(A block of data)
# # # # # # #
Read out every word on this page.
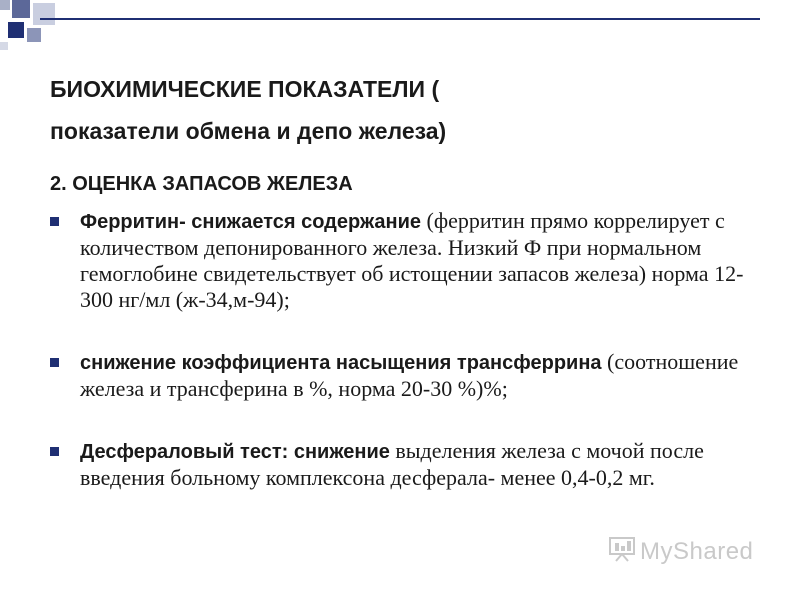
БИОХИМИЧЕСКИЕ ПОКАЗАТЕЛИ (
показатели обмена и депо железа)
2. ОЦЕНКА ЗАПАСОВ ЖЕЛЕЗА
Ферритин- снижается содержание (ферритин прямо коррелирует с количеством депонированного железа. Низкий Ф при нормальном гемоглобине свидетельствует об истощении запасов железа) норма 12-300 нг/мл (ж-34,м-94);
снижение коэффициента насыщения трансферрина (соотношение железа и трансферина в %, норма 20-30 %)%;
Десфераловый тест: снижение выделения железа с мочой после введения больному комплексона десферала- менее 0,4-0,2 мг.
MyShared
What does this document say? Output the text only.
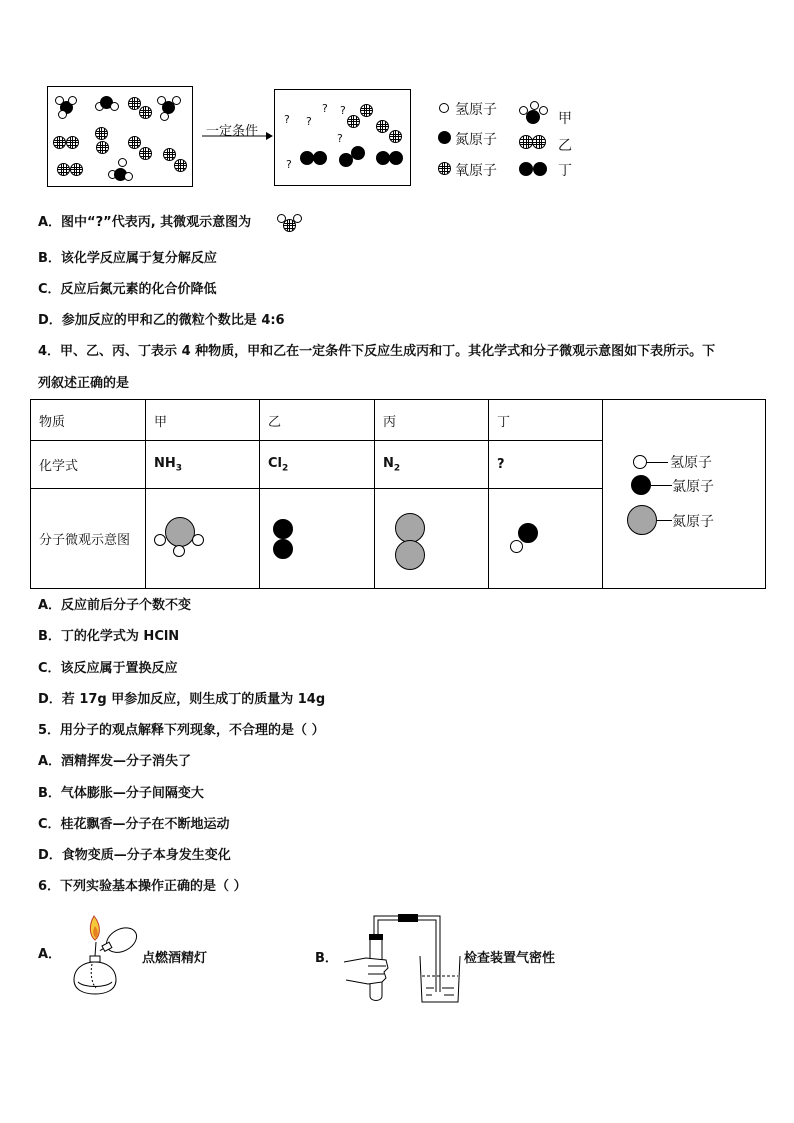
一定条件
? ?
? ?
?
?
氢原子
氮原子
氧原子
甲
乙
丁
A．图中“?”代表丙, 其微观示意图为
B．该化学反应属于复分解反应
C．反应后氮元素的化合价降低
D．参加反应的甲和乙的微粒个数比是 4:6
4．甲、乙、丙、丁表示 4 种物质，甲和乙在一定条件下反应生成丙和丁。其化学式和分子微观示意图如下表所示。下
列叙述正确的是
物质	甲	乙	丙	丁	
化学式	$NH_3$	$Cl_2$	$N_2$	?	
分子微观示意图					
氢原子
氯原子
氮原子
A．反应前后分子个数不变
B．丁的化学式为 HClN
C．该反应属于置换反应
D．若 17g 甲参加反应，则生成丁的质量为 14g
5．用分子的观点解释下列现象，不合理的是（ ）
A．酒精挥发—分子消失了
B．气体膨胀—分子间隔变大
C．桂花飘香—分子在不断地运动
D．食物变质—分子本身发生变化
6．下列实验基本操作正确的是（ ）
A．	点燃酒精灯	B．	检查装置气密性
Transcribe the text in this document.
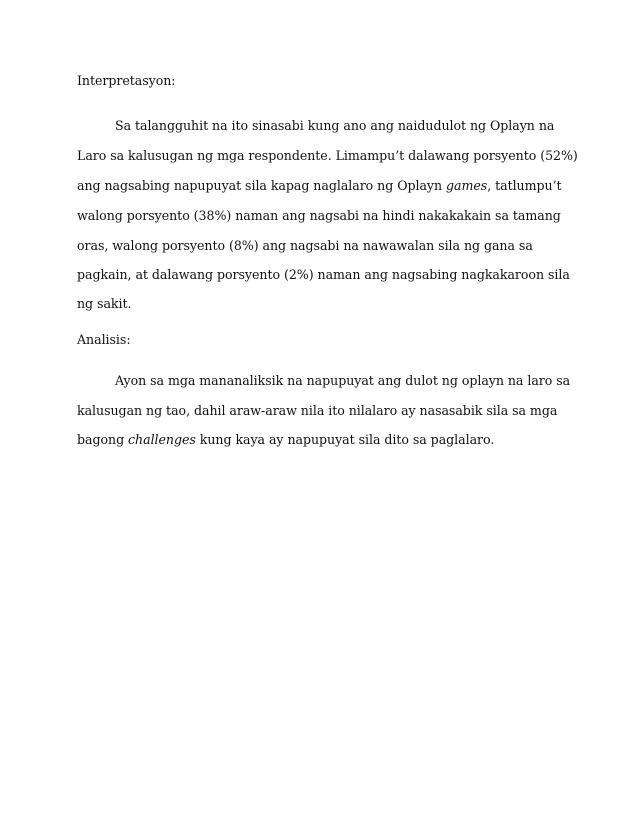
Interpretasyon:
Sa talangguhit na ito sinasabi kung ano ang naidudulot ng Oplayn na
Laro sa kalusugan ng mga respondente. Limampu’t dalawang porsyento (52%)
ang nagsabing napupuyat sila kapag naglalaro ng Oplayn games, tatlumpu’t
walong porsyento (38%) naman ang nagsabi na hindi nakakakain sa tamang
oras, walong porsyento (8%) ang nagsabi na nawawalan sila ng gana sa
pagkain, at dalawang porsyento (2%) naman ang nagsabing nagkakaroon sila
ng sakit.
Analisis:
Ayon sa mga mananaliksik na napupuyat ang dulot ng oplayn na laro sa
kalusugan ng tao, dahil araw-araw nila ito nilalaro ay nasasabik sila sa mga
bagong challenges kung kaya ay napupuyat sila dito sa paglalaro.
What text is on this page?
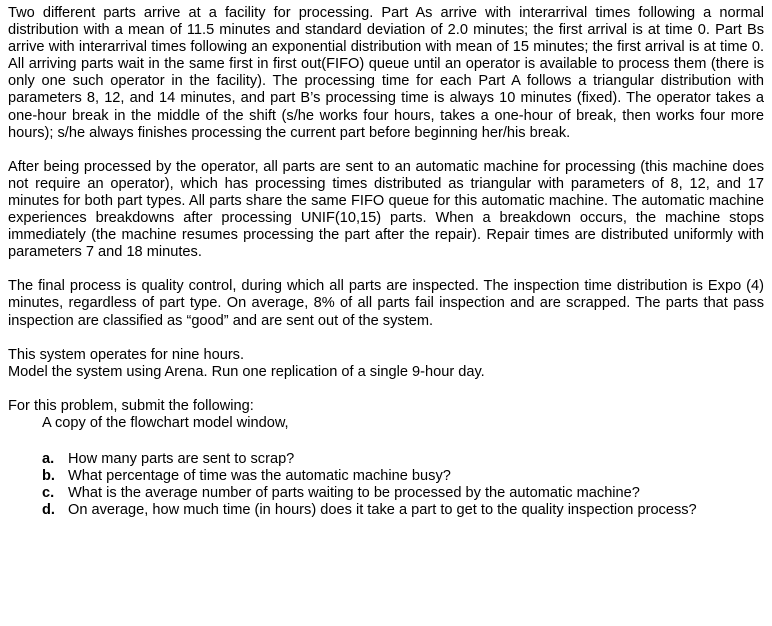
Two different parts arrive at a facility for processing. Part As arrive with interarrival times following a normal distribution with a mean of 11.5 minutes and standard deviation of 2.0 minutes; the first arrival is at time 0. Part Bs arrive with interarrival times following an exponential distribution with mean of 15 minutes; the first arrival is at time 0. All arriving parts wait in the same first in first out(FIFO) queue until an operator is available to process them (there is only one such operator in the facility). The processing time for each Part A follows a triangular distribution with parameters 8, 12, and 14 minutes, and part B’s processing time is always 10 minutes (fixed). The operator takes a one-hour break in the middle of the shift (s/he works four hours, takes a one-hour of break, then works four more hours); s/he always finishes processing the current part before beginning her/his break.

After being processed by the operator, all parts are sent to an automatic machine for processing (this machine does not require an operator), which has processing times distributed as triangular with parameters of 8, 12, and 17 minutes for both part types. All parts share the same FIFO queue for this automatic machine. The automatic machine experiences breakdowns after processing UNIF(10,15) parts. When a breakdown occurs, the machine stops immediately (the machine resumes processing the part after the repair). Repair times are distributed uniformly with parameters 7 and 18 minutes.

The final process is quality control, during which all parts are inspected. The inspection time distribution is Expo (4) minutes, regardless of part type. On average, 8% of all parts fail inspection and are scrapped. The parts that pass inspection are classified as “good” and are sent out of the system.

This system operates for nine hours.

Model the system using Arena. Run one replication of a single 9-hour day.

For this problem, submit the following:

A copy of the flowchart model window,

a. How many parts are sent to scrap?
b. What percentage of time was the automatic machine busy?
c. What is the average number of parts waiting to be processed by the automatic machine?
d. On average, how much time (in hours) does it take a part to get to the quality inspection process?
# # # # # # #
## OBJECTIVE
Write out every entry again word for word, without any of the pictures.

## FULL OUTPUT
Read out every word on this page.
БИОХИМИЧЕСКИЕ ПОКАЗАТЕЛИ (
показатели обмена и депо железа)
2. ОЦЕНКА ЗАПАСОВ ЖЕЛЕЗА
Ферритин- снижается содержание (ферритин прямо коррелирует с количеством депонированного железа. Низкий Ф при нормальном гемоглобине свидетельствует об истощении запасов железа) норма 12-300 нг/мл (ж-34,м-94);
снижение коэффициента насыщения трансферрина (соотношение железа и трансферина в %, норма 20-30 %)%;
Десфераловый тест: снижение выделения железа с мочой после введения больному комплексона десферала- менее 0,4-0,2 мг.
MyShared
What does this document say? Output the text only.
一定条件
? ?
? ?
?
?
氢原子
氮原子
氧原子
甲
乙
丁
A．图中“?”代表丙, 其微观示意图为
B．该化学反应属于复分解反应
C．反应后氮元素的化合价降低
D．参加反应的甲和乙的微粒个数比是 4:6
4．甲、乙、丙、丁表示 4 种物质，甲和乙在一定条件下反应生成丙和丁。其化学式和分子微观示意图如下表所示。下
列叙述正确的是
物质	甲	乙	丙	丁	
化学式	$NH_3$	$Cl_2$	$N_2$	?	
分子微观示意图					
氢原子
氯原子
氮原子
A．反应前后分子个数不变
B．丁的化学式为 HClN
C．该反应属于置换反应
D．若 17g 甲参加反应，则生成丁的质量为 14g
5．用分子的观点解释下列现象，不合理的是（ ）
A．酒精挥发—分子消失了
B．气体膨胀—分子间隔变大
C．桂花飘香—分子在不断地运动
D．食物变质—分子本身发生变化
6．下列实验基本操作正确的是（ ）
A．	点燃酒精灯	B．	检查装置气密性
Transcribe the text in this document.
Interpretasyon:
Sa talangguhit na ito sinasabi kung ano ang naidudulot ng Oplayn na
Laro sa kalusugan ng mga respondente. Limampu’t dalawang porsyento (52%)
ang nagsabing napupuyat sila kapag naglalaro ng Oplayn games, tatlumpu’t
walong porsyento (38%) naman ang nagsabi na hindi nakakakain sa tamang
oras, walong porsyento (8%) ang nagsabi na nawawalan sila ng gana sa
pagkain, at dalawang porsyento (2%) naman ang nagsabing nagkakaroon sila
ng sakit.
Analisis:
Ayon sa mga mananaliksik na napupuyat ang dulot ng oplayn na laro sa
kalusugan ng tao, dahil araw-araw nila ito nilalaro ay nasasabik sila sa mga
bagong challenges kung kaya ay napupuyat sila dito sa paglalaro.
What text is on this page?
Two different parts arrive at a facility for processing. Part As arrive with interarrival times following a normal distribution with a mean of 11.5 minutes and standard deviation of 2.0 minutes; the first arrival is at time 0. Part Bs arrive with interarrival times following an exponential distribution with mean of 15 minutes; the first arrival is at time 0. All arriving parts wait in the same first in first out(FIFO) queue until an operator is available to process them (there is only one such operator in the facility). The processing time for each Part A follows a triangular distribution with parameters 8, 12, and 14 minutes, and part B’s processing time is always 10 minutes (fixed). The operator takes a one-hour break in the middle of the shift (s/he works four hours, takes a one-hour of break, then works four more hours); s/he always finishes processing the current part before beginning her/his break.

After being processed by the operator, all parts are sent to an automatic machine for processing (this machine does not require an operator), which has processing times distributed as triangular with parameters of 8, 12, and 17 minutes for both part types. All parts share the same FIFO queue for this automatic machine. The automatic machine experiences breakdowns after processing UNIF(10,15) parts. When a breakdown occurs, the machine stops immediately (the machine resumes processing the part after the repair). Repair times are distributed uniformly with parameters 7 and 18 minutes.

The final process is quality control, during which all parts are inspected. The inspection time distribution is Expo (4) minutes, regardless of part type. On average, 8% of all parts fail inspection and are scrapped. The parts that pass inspection are classified as “good” and are sent out of the system.

This system operates for nine hours.

Model the system using Arena. Run one replication of a single 9-hour day.

For this problem, submit the following:

A copy of the flowchart model window,

a. How many parts are sent to scrap?
b. What percentage of time was the automatic machine busy?
c. What is the average number of parts waiting to be processed by the automatic machine?
d. On average, how much time (in hours) does it take a part to get to the quality inspection process?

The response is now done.